■ What is asked: Print the data exactly as it is given, please.

[Collected data entries]
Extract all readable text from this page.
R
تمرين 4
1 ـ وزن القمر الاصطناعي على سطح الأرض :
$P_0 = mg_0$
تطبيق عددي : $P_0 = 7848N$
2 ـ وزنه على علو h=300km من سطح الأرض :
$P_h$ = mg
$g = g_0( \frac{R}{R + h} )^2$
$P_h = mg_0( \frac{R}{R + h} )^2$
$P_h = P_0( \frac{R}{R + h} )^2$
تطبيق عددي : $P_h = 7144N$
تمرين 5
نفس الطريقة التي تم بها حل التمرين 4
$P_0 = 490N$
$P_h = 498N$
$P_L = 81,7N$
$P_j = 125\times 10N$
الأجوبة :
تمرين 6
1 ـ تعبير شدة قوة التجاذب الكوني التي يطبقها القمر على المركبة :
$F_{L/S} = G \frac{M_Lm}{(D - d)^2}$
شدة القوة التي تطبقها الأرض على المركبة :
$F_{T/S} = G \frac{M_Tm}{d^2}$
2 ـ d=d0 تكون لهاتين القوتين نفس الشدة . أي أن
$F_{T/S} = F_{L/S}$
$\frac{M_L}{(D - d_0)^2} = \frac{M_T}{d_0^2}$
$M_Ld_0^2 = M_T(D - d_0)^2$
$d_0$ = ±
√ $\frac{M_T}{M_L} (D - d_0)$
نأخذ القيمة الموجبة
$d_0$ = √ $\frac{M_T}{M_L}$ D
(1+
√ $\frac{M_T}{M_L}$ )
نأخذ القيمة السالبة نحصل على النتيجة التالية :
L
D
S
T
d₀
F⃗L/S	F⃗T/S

■ Response to this task:
Extract all readable text from this page.
R
تمرين 4
1 ـ وزن القمر الاصطناعي على سطح الأرض :
$P_0 = mg_0$
تطبيق عددي : $P_0 = 7848N$
2 ـ وزنه على علو h=300km من سطح الأرض :
$P_h$ = mg
$g = g_0( \frac{R}{R + h} )^2$
$P_h = mg_0( \frac{R}{R + h} )^2$
$P_h = P_0( \frac{R}{R + h} )^2$
تطبيق عددي : $P_h = 7144N$
تمرين 5
نفس الطريقة التي تم بها حل التمرين 4
$P_0 = 490N$
$P_h = 498N$
$P_L = 81,7N$
$P_j = 125\times 10N$
الأجوبة :
تمرين 6
1 ـ تعبير شدة قوة التجاذب الكوني التي يطبقها القمر على المركبة :
$F_{L/S} = G \frac{M_Lm}{(D - d)^2}$
شدة القوة التي تطبقها الأرض على المركبة :
$F_{T/S} = G \frac{M_Tm}{d^2}$
2 ـ d=d0 تكون لهاتين القوتين نفس الشدة . أي أن
$F_{T/S} = F_{L/S}$
$\frac{M_L}{(D - d_0)^2} = \frac{M_T}{d_0^2}$
$M_Ld_0^2 = M_T(D - d_0)^2$
$d_0$ = ±
√ $\frac{M_T}{M_L} (D - d_0)$
نأخذ القيمة الموجبة
$d_0$ = √ $\frac{M_T}{M_L}$ D
(1+
√ $\frac{M_T}{M_L}$ )
نأخذ القيمة السالبة نحصل على النتيجة التالية :
L
D
S
T
d₀
F⃗L/S	F⃗T/S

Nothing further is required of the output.